── DATA
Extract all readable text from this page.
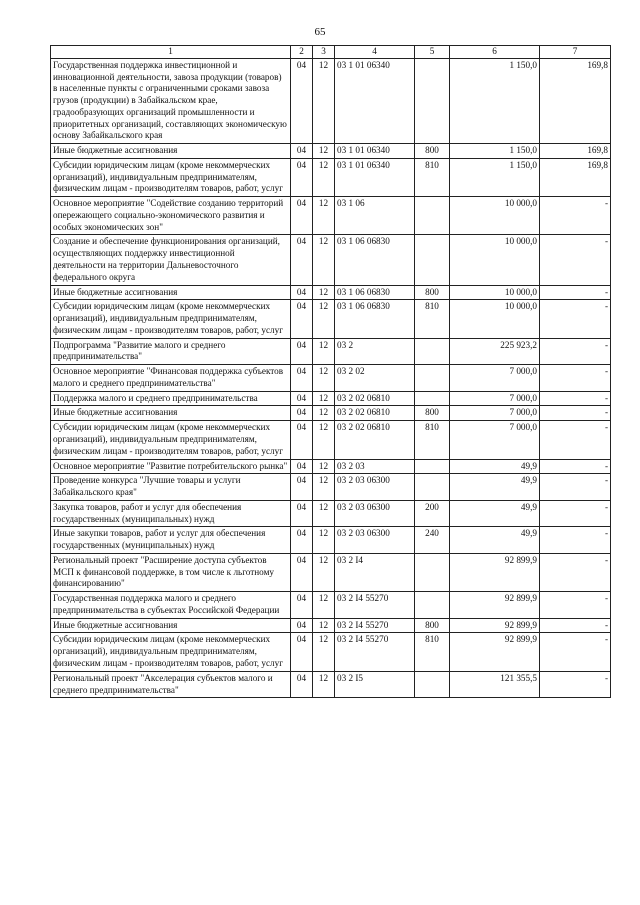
65
1	2	3	4	5	6	7
Государственная поддержка инвестиционной и инновационной деятельности, завоза продукции (товаров) в населенные пункты с ограниченными сроками завоза грузов (продукции) в Забайкальском крае, градообразующих организаций промышленности и приоритетных организаций, составляющих экономическую основу Забайкальского края	04	12	03 1 01 06340		1 150,0	169,8
Иные бюджетные ассигнования	04	12	03 1 01 06340	800	1 150,0	169,8
Субсидии юридическим лицам (кроме некоммерческих организаций), индивидуальным предпринимателям, физическим лицам - производителям товаров, работ, услуг	04	12	03 1 01 06340	810	1 150,0	169,8
Основное мероприятие "Содействие созданию территорий опережающего социально-экономического развития и особых экономических зон"	04	12	03 1 06		10 000,0	-
Создание и обеспечение функционирования организаций, осуществляющих поддержку инвестиционной деятельности на территории Дальневосточного федерального округа	04	12	03 1 06 06830		10 000,0	-
Иные бюджетные ассигнования	04	12	03 1 06 06830	800	10 000,0	-
Субсидии юридическим лицам (кроме некоммерческих организаций), индивидуальным предпринимателям, физическим лицам - производителям товаров, работ, услуг	04	12	03 1 06 06830	810	10 000,0	-
Подпрограмма "Развитие малого и среднего предпринимательства"	04	12	03 2		225 923,2	-
Основное мероприятие "Финансовая поддержка субъектов малого и среднего предпринимательства"	04	12	03 2 02		7 000,0	-
Поддержка малого и среднего предпринимательства	04	12	03 2 02 06810		7 000,0	-
Иные бюджетные ассигнования	04	12	03 2 02 06810	800	7 000,0	-
Субсидии юридическим лицам (кроме некоммерческих организаций), индивидуальным предпринимателям, физическим лицам - производителям товаров, работ, услуг	04	12	03 2 02 06810	810	7 000,0	-
Основное мероприятие "Развитие потребительского рынка"	04	12	03 2 03		49,9	-
Проведение конкурса "Лучшие товары и услуги Забайкальского края"	04	12	03 2 03 06300		49,9	-
Закупка товаров, работ и услуг для обеспечения государственных (муниципальных) нужд	04	12	03 2 03 06300	200	49,9	-
Иные закупки товаров, работ и услуг для обеспечения государственных (муниципальных) нужд	04	12	03 2 03 06300	240	49,9	-
Региональный проект "Расширение доступа субъектов МСП к финансовой поддержке, в том числе к льготному финансированию"	04	12	03 2 I4		92 899,9	-
Государственная поддержка малого и среднего предпринимательства в субъектах Российской Федерации	04	12	03 2 I4 55270		92 899,9	-
Иные бюджетные ассигнования	04	12	03 2 I4 55270	800	92 899,9	-
Субсидии юридическим лицам (кроме некоммерческих организаций), индивидуальным предпринимателям, физическим лицам - производителям товаров, работ, услуг	04	12	03 2 I4 55270	810	92 899,9	-
Региональный проект "Акселерация субъектов малого и среднего предпринимательства"	04	12	03 2 I5		121 355,5	-
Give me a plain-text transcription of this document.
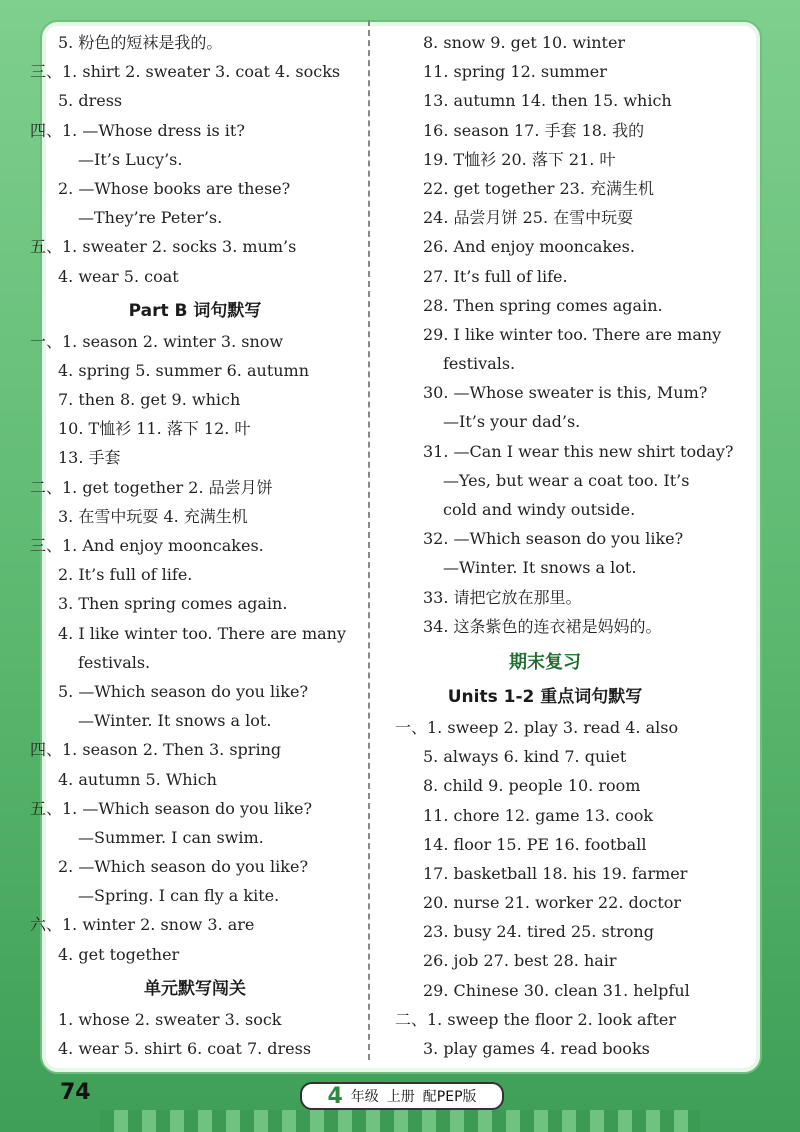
5. 粉色的短袜是我的。
三、1. shirt 2. sweater 3. coat 4. socks
5. dress
四、1. —Whose dress is it?
—It’s Lucy’s.
2. —Whose books are these?
—They’re Peter’s.
五、1. sweater 2. socks 3. mum’s
4. wear 5. coat
Part B 词句默写
一、1. season 2. winter 3. snow
4. spring 5. summer 6. autumn
7. then 8. get 9. which
10. T恤衫 11. 落下 12. 叶
13. 手套
二、1. get together 2. 品尝月饼
3. 在雪中玩耍 4. 充满生机
三、1. And enjoy mooncakes.
2. It’s full of life.
3. Then spring comes again.
4. I like winter too. There are many
festivals.
5. —Which season do you like?
—Winter. It snows a lot.
四、1. season 2. Then 3. spring
4. autumn 5. Which
五、1. —Which season do you like?
—Summer. I can swim.
2. —Which season do you like?
—Spring. I can fly a kite.
六、1. winter 2. snow 3. are
4. get together
单元默写闯关
1. whose 2. sweater 3. sock
4. wear 5. shirt 6. coat 7. dress
8. snow 9. get 10. winter
11. spring 12. summer
13. autumn 14. then 15. which
16. season 17. 手套 18. 我的
19. T恤衫 20. 落下 21. 叶
22. get together 23. 充满生机
24. 品尝月饼 25. 在雪中玩耍
26. And enjoy mooncakes.
27. It’s full of life.
28. Then spring comes again.
29. I like winter too. There are many
festivals.
30. —Whose sweater is this, Mum?
—It’s your dad’s.
31. —Can I wear this new shirt today?
—Yes, but wear a coat too. It’s
cold and windy outside.
32. —Which season do you like?
—Winter. It snows a lot.
33. 请把它放在那里。
34. 这条紫色的连衣裙是妈妈的。
期末复习
Units 1-2 重点词句默写
一、1. sweep 2. play 3. read 4. also
5. always 6. kind 7. quiet
8. child 9. people 10. room
11. chore 12. game 13. cook
14. floor 15. PE 16. football
17. basketball 18. his 19. farmer
20. nurse 21. worker 22. doctor
23. busy 24. tired 25. strong
26. job 27. best 28. hair
29. Chinese 30. clean 31. helpful
二、1. sweep the floor 2. look after
3. play games 4. read books
74	4 年级 上册 配PEP版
────
GIVEN INSTRUCTION: Quote exactly the lines from the line that contains "Give me a plain-text" through the last line of the listing, please, leaving out all pictures.

FINAL RESULT:
Give me a plain-text transcription of this document.
5. 粉色的短袜是我的。
三、1. shirt 2. sweater 3. coat 4. socks
5. dress
四、1. —Whose dress is it?
—It’s Lucy’s.
2. —Whose books are these?
—They’re Peter’s.
五、1. sweater 2. socks 3. mum’s
4. wear 5. coat
Part B 词句默写
一、1. season 2. winter 3. snow
4. spring 5. summer 6. autumn
7. then 8. get 9. which
10. T恤衫 11. 落下 12. 叶
13. 手套
二、1. get together 2. 品尝月饼
3. 在雪中玩耍 4. 充满生机
三、1. And enjoy mooncakes.
2. It’s full of life.
3. Then spring comes again.
4. I like winter too. There are many
festivals.
5. —Which season do you like?
—Winter. It snows a lot.
四、1. season 2. Then 3. spring
4. autumn 5. Which
五、1. —Which season do you like?
—Summer. I can swim.
2. —Which season do you like?
—Spring. I can fly a kite.
六、1. winter 2. snow 3. are
4. get together
单元默写闯关
1. whose 2. sweater 3. sock
4. wear 5. shirt 6. coat 7. dress
8. snow 9. get 10. winter
11. spring 12. summer
13. autumn 14. then 15. which
16. season 17. 手套 18. 我的
19. T恤衫 20. 落下 21. 叶
22. get together 23. 充满生机
24. 品尝月饼 25. 在雪中玩耍
26. And enjoy mooncakes.
27. It’s full of life.
28. Then spring comes again.
29. I like winter too. There are many
festivals.
30. —Whose sweater is this, Mum?
—It’s your dad’s.
31. —Can I wear this new shirt today?
—Yes, but wear a coat too. It’s
cold and windy outside.
32. —Which season do you like?
—Winter. It snows a lot.
33. 请把它放在那里。
34. 这条紫色的连衣裙是妈妈的。
期末复习
Units 1-2 重点词句默写
一、1. sweep 2. play 3. read 4. also
5. always 6. kind 7. quiet
8. child 9. people 10. room
11. chore 12. game 13. cook
14. floor 15. PE 16. football
17. basketball 18. his 19. farmer
20. nurse 21. worker 22. doctor
23. busy 24. tired 25. strong
26. job 27. best 28. hair
29. Chinese 30. clean 31. helpful
二、1. sweep the floor 2. look after
3. play games 4. read books
74	4 年级 上册 配PEP版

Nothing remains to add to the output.